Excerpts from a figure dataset
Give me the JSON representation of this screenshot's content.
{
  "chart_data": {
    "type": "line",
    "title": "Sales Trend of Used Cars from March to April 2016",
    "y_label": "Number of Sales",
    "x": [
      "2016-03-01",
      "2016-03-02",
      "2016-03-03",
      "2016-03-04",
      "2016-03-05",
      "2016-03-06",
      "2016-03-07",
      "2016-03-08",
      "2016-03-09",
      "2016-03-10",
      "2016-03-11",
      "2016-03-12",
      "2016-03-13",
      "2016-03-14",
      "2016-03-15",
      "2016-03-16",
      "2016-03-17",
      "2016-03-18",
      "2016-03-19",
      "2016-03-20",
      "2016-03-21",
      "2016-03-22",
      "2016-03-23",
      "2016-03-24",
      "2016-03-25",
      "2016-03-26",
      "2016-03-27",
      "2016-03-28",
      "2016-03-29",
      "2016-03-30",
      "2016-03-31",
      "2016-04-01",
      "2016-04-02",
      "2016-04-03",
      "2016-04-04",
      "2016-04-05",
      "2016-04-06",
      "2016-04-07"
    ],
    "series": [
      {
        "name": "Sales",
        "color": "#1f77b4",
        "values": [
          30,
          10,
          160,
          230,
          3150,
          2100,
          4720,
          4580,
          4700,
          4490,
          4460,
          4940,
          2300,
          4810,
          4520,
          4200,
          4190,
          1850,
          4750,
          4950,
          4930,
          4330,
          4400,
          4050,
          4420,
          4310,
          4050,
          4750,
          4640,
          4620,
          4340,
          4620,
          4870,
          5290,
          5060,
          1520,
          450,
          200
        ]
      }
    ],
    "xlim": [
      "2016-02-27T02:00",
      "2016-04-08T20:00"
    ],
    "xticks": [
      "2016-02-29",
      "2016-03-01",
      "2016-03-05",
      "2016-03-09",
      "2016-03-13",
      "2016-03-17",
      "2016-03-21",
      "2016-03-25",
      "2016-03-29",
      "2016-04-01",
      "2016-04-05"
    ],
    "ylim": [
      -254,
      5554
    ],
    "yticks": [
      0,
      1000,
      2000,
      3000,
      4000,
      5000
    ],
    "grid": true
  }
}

— Given problem —
Give the listing above again, word for word.

— Written answer —
Give me the JSON representation of this screenshot's content.
{
  "chart_data": {
    "type": "line",
    "title": "Sales Trend of Used Cars from March to April 2016",
    "y_label": "Number of Sales",
    "x": [
      "2016-03-01",
      "2016-03-02",
      "2016-03-03",
      "2016-03-04",
      "2016-03-05",
      "2016-03-06",
      "2016-03-07",
      "2016-03-08",
      "2016-03-09",
      "2016-03-10",
      "2016-03-11",
      "2016-03-12",
      "2016-03-13",
      "2016-03-14",
      "2016-03-15",
      "2016-03-16",
      "2016-03-17",
      "2016-03-18",
      "2016-03-19",
      "2016-03-20",
      "2016-03-21",
      "2016-03-22",
      "2016-03-23",
      "2016-03-24",
      "2016-03-25",
      "2016-03-26",
      "2016-03-27",
      "2016-03-28",
      "2016-03-29",
      "2016-03-30",
      "2016-03-31",
      "2016-04-01",
      "2016-04-02",
      "2016-04-03",
      "2016-04-04",
      "2016-04-05",
      "2016-04-06",
      "2016-04-07"
    ],
    "series": [
      {
        "name": "Sales",
        "color": "#1f77b4",
        "values": [
          30,
          10,
          160,
          230,
          3150,
          2100,
          4720,
          4580,
          4700,
          4490,
          4460,
          4940,
          2300,
          4810,
          4520,
          4200,
          4190,
          1850,
          4750,
          4950,
          4930,
          4330,
          4400,
          4050,
          4420,
          4310,
          4050,
          4750,
          4640,
          4620,
          4340,
          4620,
          4870,
          5290,
          5060,
          1520,
          450,
          200
        ]
      }
    ],
    "xlim": [
      "2016-02-27T02:00",
      "2016-04-08T20:00"
    ],
    "xticks": [
      "2016-02-29",
      "2016-03-01",
      "2016-03-05",
      "2016-03-09",
      "2016-03-13",
      "2016-03-17",
      "2016-03-21",
      "2016-03-25",
      "2016-03-29",
      "2016-04-01",
      "2016-04-05"
    ],
    "ylim": [
      -254,
      5554
    ],
    "yticks": [
      0,
      1000,
      2000,
      3000,
      4000,
      5000
    ],
    "grid": true
  }
}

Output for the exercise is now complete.